*WHAT TO WORK ON*:
Give the data below again exactly as written, without its pictures.

- - -

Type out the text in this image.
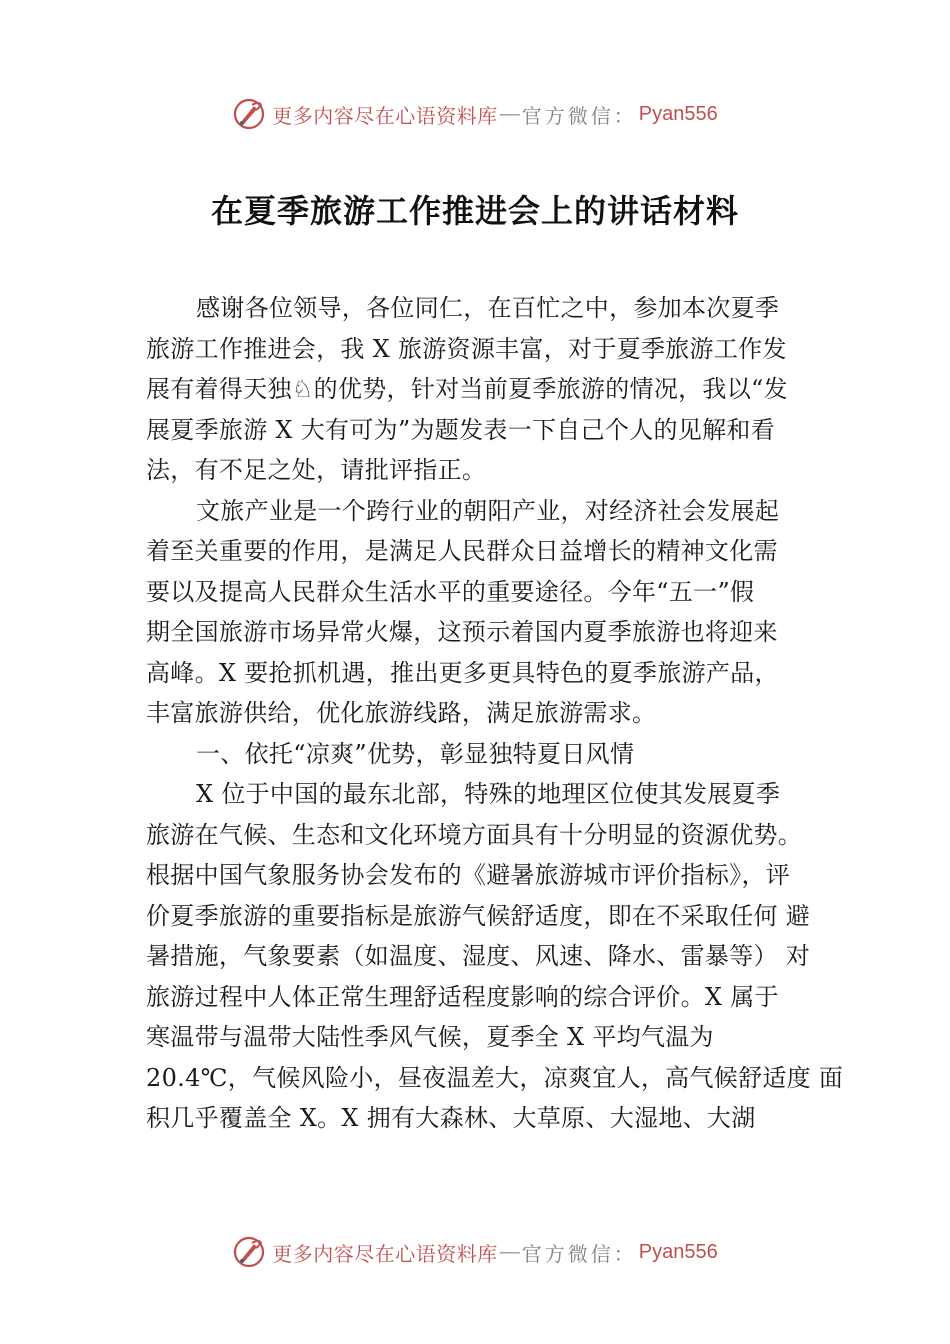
更多内容尽在心语资料库 — 官方微信： Pyan556
在夏季旅游工作推进会上的讲话材料
感谢各位领导，各位同仁，在百忙之中，参加本次夏季
旅游工作推进会，我 X 旅游资源丰富，对于夏季旅游工作发
展有着得天独♘的优势，针对当前夏季旅游的情况，我以“发
展夏季旅游 X 大有可为”为题发表一下自己个人的见解和看
法，有不足之处，请批评指正。
文旅产业是一个跨行业的朝阳产业，对经济社会发展起
着至关重要的作用，是满足人民群众日益增长的精神文化需
要以及提高人民群众生活水平的重要途径。今年“五一”假
期全国旅游市场异常火爆，这预示着国内夏季旅游也将迎来
高峰。X 要抢抓机遇，推出更多更具特色的夏季旅游产品，
丰富旅游供给，优化旅游线路，满足旅游需求。
一、依托“凉爽”优势，彰显独特夏日风情
X 位于中国的最东北部，特殊的地理区位使其发展夏季
旅游在气候、生态和文化环境方面具有十分明显的资源优势。
根据中国气象服务协会发布的《避暑旅游城市评价指标》，评
价夏季旅游的重要指标是旅游气候舒适度，即在不采取任何 避
暑措施，气象要素（如温度、湿度、风速、降水、雷暴等） 对
旅游过程中人体正常生理舒适程度影响的综合评价。X 属于
寒温带与温带大陆性季风气候，夏季全 X 平均气温为
20.4℃，气候风险小，昼夜温差大，凉爽宜人，高气候舒适度 面
积几乎覆盖全 X。X 拥有大森林、大草原、大湿地、大湖
更多内容尽在心语资料库 — 官方微信： Pyan556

- - -

*TASK RESPONSE*:
Type out the text in this image.
更多内容尽在心语资料库 — 官方微信： Pyan556
在夏季旅游工作推进会上的讲话材料
感谢各位领导，各位同仁，在百忙之中，参加本次夏季
旅游工作推进会，我 X 旅游资源丰富，对于夏季旅游工作发
展有着得天独♘的优势，针对当前夏季旅游的情况，我以“发
展夏季旅游 X 大有可为”为题发表一下自己个人的见解和看
法，有不足之处，请批评指正。
文旅产业是一个跨行业的朝阳产业，对经济社会发展起
着至关重要的作用，是满足人民群众日益增长的精神文化需
要以及提高人民群众生活水平的重要途径。今年“五一”假
期全国旅游市场异常火爆，这预示着国内夏季旅游也将迎来
高峰。X 要抢抓机遇，推出更多更具特色的夏季旅游产品，
丰富旅游供给，优化旅游线路，满足旅游需求。
一、依托“凉爽”优势，彰显独特夏日风情
X 位于中国的最东北部，特殊的地理区位使其发展夏季
旅游在气候、生态和文化环境方面具有十分明显的资源优势。
根据中国气象服务协会发布的《避暑旅游城市评价指标》，评
价夏季旅游的重要指标是旅游气候舒适度，即在不采取任何 避
暑措施，气象要素（如温度、湿度、风速、降水、雷暴等） 对
旅游过程中人体正常生理舒适程度影响的综合评价。X 属于
寒温带与温带大陆性季风气候，夏季全 X 平均气温为
20.4℃，气候风险小，昼夜温差大，凉爽宜人，高气候舒适度 面
积几乎覆盖全 X。X 拥有大森林、大草原、大湿地、大湖
更多内容尽在心语资料库 — 官方微信： Pyan556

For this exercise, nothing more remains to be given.